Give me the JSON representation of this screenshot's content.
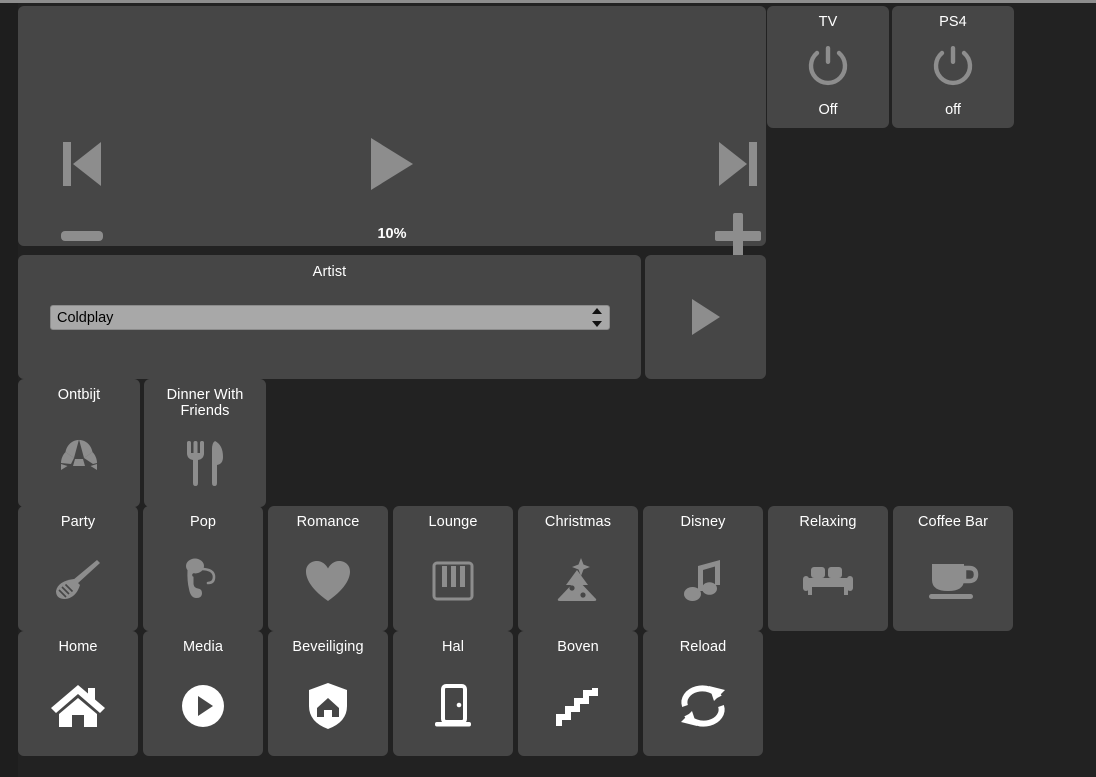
{
  "theme": {
    "background": "#222222",
    "tile": "#464646",
    "icon_gray": "#8d8d8d",
    "icon_white": "#ffffff",
    "text": "#ffffff",
    "select_bg": "#a8a8a8"
  },
  "media_player": {
    "name": "media-player",
    "prev_icon": "skip-previous-icon",
    "play_icon": "play-icon",
    "next_icon": "skip-next-icon",
    "volume_down_icon": "minus-icon",
    "volume_up_icon": "plus-icon",
    "volume_percent": "10%"
  },
  "power_tiles": [
    {
      "label": "TV",
      "state": "Off",
      "icon": "power-icon",
      "name": "tile-tv"
    },
    {
      "label": "PS4",
      "state": "off",
      "icon": "power-icon",
      "name": "tile-ps4"
    }
  ],
  "artist": {
    "title": "Artist",
    "selected": "Coldplay",
    "options": [
      "Coldplay"
    ],
    "play_icon": "play-icon"
  },
  "meal_tiles": [
    {
      "label": "Ontbijt",
      "icon": "croissant-icon",
      "name": "tile-ontbijt"
    },
    {
      "label": "Dinner With Friends",
      "icon": "cutlery-icon",
      "name": "tile-dinner"
    }
  ],
  "mood_tiles": [
    {
      "label": "Party",
      "icon": "guitar-icon"
    },
    {
      "label": "Pop",
      "icon": "microphone-icon"
    },
    {
      "label": "Romance",
      "icon": "heart-icon"
    },
    {
      "label": "Lounge",
      "icon": "piano-icon"
    },
    {
      "label": "Christmas",
      "icon": "christmas-tree-icon"
    },
    {
      "label": "Disney",
      "icon": "music-note-icon"
    },
    {
      "label": "Relaxing",
      "icon": "sofa-icon"
    },
    {
      "label": "Coffee Bar",
      "icon": "coffee-cup-icon"
    }
  ],
  "nav_tiles": [
    {
      "label": "Home",
      "icon": "home-icon"
    },
    {
      "label": "Media",
      "icon": "play-circle-icon"
    },
    {
      "label": "Beveiliging",
      "icon": "shield-home-icon"
    },
    {
      "label": "Hal",
      "icon": "door-icon"
    },
    {
      "label": "Boven",
      "icon": "stairs-icon"
    },
    {
      "label": "Reload",
      "icon": "refresh-icon"
    }
  ]
}
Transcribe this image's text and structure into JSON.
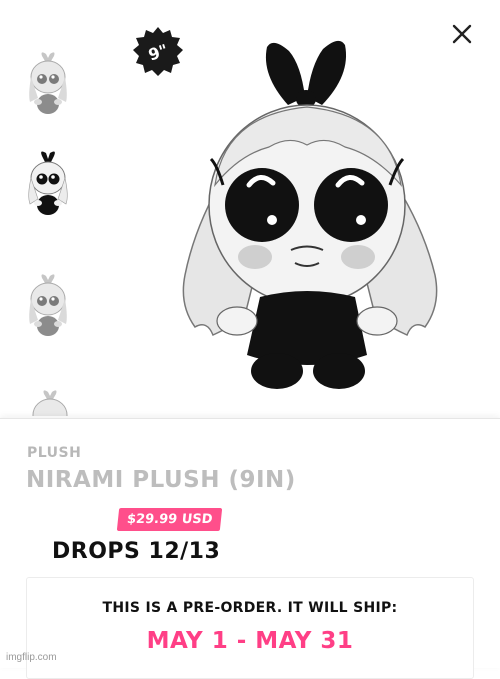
{
  "gallery": {
    "size_badge": "9\"",
    "close_icon": "close-icon",
    "thumbnails": [
      {
        "variant": "gray"
      },
      {
        "variant": "black"
      },
      {
        "variant": "gray"
      },
      {
        "variant": "gray-partial"
      }
    ]
  },
  "product": {
    "category": "PLUSH",
    "title": "NIRAMI PLUSH (9IN)",
    "price": "$29.99 USD",
    "drops": "DROPS 12/13",
    "preorder_note": "THIS IS A PRE-ORDER. IT WILL SHIP:",
    "ship_window": "MAY 1 - MAY 31"
  },
  "watermark": "imgflip.com",
  "colors": {
    "accent": "#ff4f8b",
    "ship_text": "#ff3f86",
    "muted_text": "#bdbdbd"
  }
}
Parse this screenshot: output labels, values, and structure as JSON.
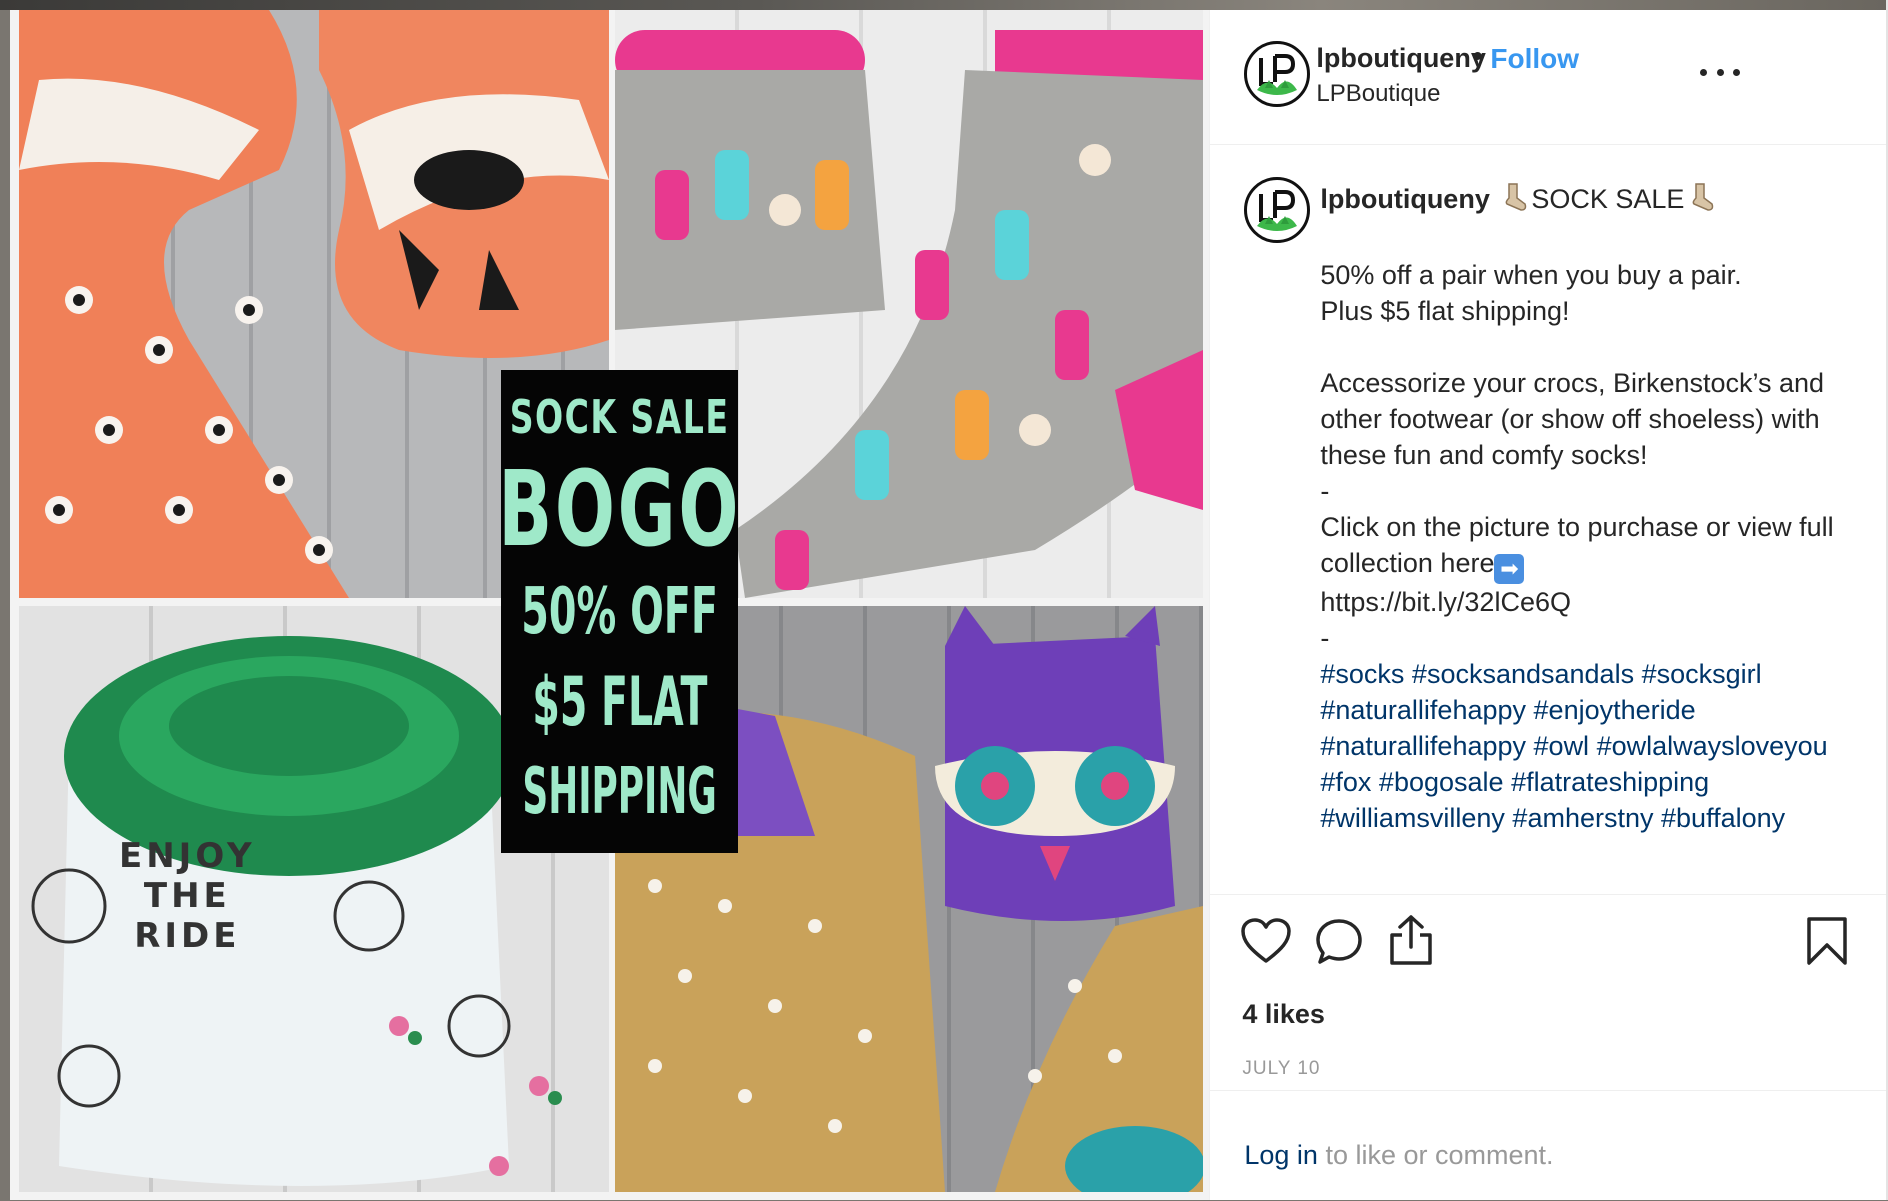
{
  "media": {
    "sale_sign": {
      "line1": "SOCK SALE",
      "line2": "BOGO",
      "line3": "50% OFF",
      "line4": "$5 FLAT",
      "line5": "SHIPPING"
    },
    "bike_sock_text": [
      "ENJOY",
      "THE",
      "RIDE"
    ]
  },
  "header": {
    "username": "lpboutiqueny",
    "separator": "•",
    "follow_label": "Follow",
    "subname": "LPBoutique",
    "more_icon": "more-horizontal-icon"
  },
  "caption": {
    "username": "lpboutiqueny",
    "title": "SOCK SALE",
    "line1": "50% off a pair when you buy a pair.",
    "line2": "Plus $5 flat shipping!",
    "para2": "Accessorize your crocs, Birkenstock’s and other footwear (or show off shoeless) with these fun and comfy socks!",
    "dash1": "-",
    "cta": "Click on the picture to purchase or view full collection here",
    "link": "https://bit.ly/32lCe6Q",
    "dash2": "-",
    "hashtags": [
      "#socks",
      "#socksandsandals",
      "#socksgirl",
      "#naturallifehappy",
      "#enjoytheride",
      "#naturallifehappy",
      "#owl",
      "#owlalwaysloveyou",
      "#fox",
      "#bogosale",
      "#flatrateshipping",
      "#williamsvilleny",
      "#amherstny",
      "#buffalony"
    ]
  },
  "actions": {
    "icons": [
      "heart-icon",
      "comment-icon",
      "share-icon",
      "bookmark-icon"
    ],
    "likes": "4 likes",
    "date": "JULY 10"
  },
  "footer": {
    "login_link": "Log in",
    "login_text": " to like or comment."
  },
  "colors": {
    "link_blue": "#3897f0",
    "hashtag_blue": "#003569",
    "sign_green": "#9fe9c9",
    "text_dark": "#262626",
    "text_muted": "#999999"
  }
}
::::
§ Required task:
Reproduce all entries exactly. Pictures do not belong in the copy.

§ Complete answer:
Give me the JSON representation of this screenshot's content.
{
  "theme": {
    "background": "#222222",
    "tile": "#464646",
    "icon_gray": "#8d8d8d",
    "icon_white": "#ffffff",
    "text": "#ffffff",
    "select_bg": "#a8a8a8"
  },
  "media_player": {
    "name": "media-player",
    "prev_icon": "skip-previous-icon",
    "play_icon": "play-icon",
    "next_icon": "skip-next-icon",
    "volume_down_icon": "minus-icon",
    "volume_up_icon": "plus-icon",
    "volume_percent": "10%"
  },
  "power_tiles": [
    {
      "label": "TV",
      "state": "Off",
      "icon": "power-icon",
      "name": "tile-tv"
    },
    {
      "label": "PS4",
      "state": "off",
      "icon": "power-icon",
      "name": "tile-ps4"
    }
  ],
  "artist": {
    "title": "Artist",
    "selected": "Coldplay",
    "options": [
      "Coldplay"
    ],
    "play_icon": "play-icon"
  },
  "meal_tiles": [
    {
      "label": "Ontbijt",
      "icon": "croissant-icon",
      "name": "tile-ontbijt"
    },
    {
      "label": "Dinner With Friends",
      "icon": "cutlery-icon",
      "name": "tile-dinner"
    }
  ],
  "mood_tiles": [
    {
      "label": "Party",
      "icon": "guitar-icon"
    },
    {
      "label": "Pop",
      "icon": "microphone-icon"
    },
    {
      "label": "Romance",
      "icon": "heart-icon"
    },
    {
      "label": "Lounge",
      "icon": "piano-icon"
    },
    {
      "label": "Christmas",
      "icon": "christmas-tree-icon"
    },
    {
      "label": "Disney",
      "icon": "music-note-icon"
    },
    {
      "label": "Relaxing",
      "icon": "sofa-icon"
    },
    {
      "label": "Coffee Bar",
      "icon": "coffee-cup-icon"
    }
  ],
  "nav_tiles": [
    {
      "label": "Home",
      "icon": "home-icon"
    },
    {
      "label": "Media",
      "icon": "play-circle-icon"
    },
    {
      "label": "Beveiliging",
      "icon": "shield-home-icon"
    },
    {
      "label": "Hal",
      "icon": "door-icon"
    },
    {
      "label": "Boven",
      "icon": "stairs-icon"
    },
    {
      "label": "Reload",
      "icon": "refresh-icon"
    }
  ]
}
Transcribe this image's text and structure into JSON.
{
  "gallery": {
    "size_badge": "9\"",
    "close_icon": "close-icon",
    "thumbnails": [
      {
        "variant": "gray"
      },
      {
        "variant": "black"
      },
      {
        "variant": "gray"
      },
      {
        "variant": "gray-partial"
      }
    ]
  },
  "product": {
    "category": "PLUSH",
    "title": "NIRAMI PLUSH (9IN)",
    "price": "$29.99 USD",
    "drops": "DROPS 12/13",
    "preorder_note": "THIS IS A PRE-ORDER. IT WILL SHIP:",
    "ship_window": "MAY 1 - MAY 31"
  },
  "watermark": "imgflip.com",
  "colors": {
    "accent": "#ff4f8b",
    "ship_text": "#ff3f86",
    "muted_text": "#bdbdbd"
  }
}
Parse this screenshot: output labels, values, and structure as JSON.
{
  "media": {
    "sale_sign": {
      "line1": "SOCK SALE",
      "line2": "BOGO",
      "line3": "50% OFF",
      "line4": "$5 FLAT",
      "line5": "SHIPPING"
    },
    "bike_sock_text": [
      "ENJOY",
      "THE",
      "RIDE"
    ]
  },
  "header": {
    "username": "lpboutiqueny",
    "separator": "•",
    "follow_label": "Follow",
    "subname": "LPBoutique",
    "more_icon": "more-horizontal-icon"
  },
  "caption": {
    "username": "lpboutiqueny",
    "title": "SOCK SALE",
    "line1": "50% off a pair when you buy a pair.",
    "line2": "Plus $5 flat shipping!",
    "para2": "Accessorize your crocs, Birkenstock’s and other footwear (or show off shoeless) with these fun and comfy socks!",
    "dash1": "-",
    "cta": "Click on the picture to purchase or view full collection here",
    "link": "https://bit.ly/32lCe6Q",
    "dash2": "-",
    "hashtags": [
      "#socks",
      "#socksandsandals",
      "#socksgirl",
      "#naturallifehappy",
      "#enjoytheride",
      "#naturallifehappy",
      "#owl",
      "#owlalwaysloveyou",
      "#fox",
      "#bogosale",
      "#flatrateshipping",
      "#williamsvilleny",
      "#amherstny",
      "#buffalony"
    ]
  },
  "actions": {
    "icons": [
      "heart-icon",
      "comment-icon",
      "share-icon",
      "bookmark-icon"
    ],
    "likes": "4 likes",
    "date": "JULY 10"
  },
  "footer": {
    "login_link": "Log in",
    "login_text": " to like or comment."
  },
  "colors": {
    "link_blue": "#3897f0",
    "hashtag_blue": "#003569",
    "sign_green": "#9fe9c9",
    "text_dark": "#262626",
    "text_muted": "#999999"
  }
}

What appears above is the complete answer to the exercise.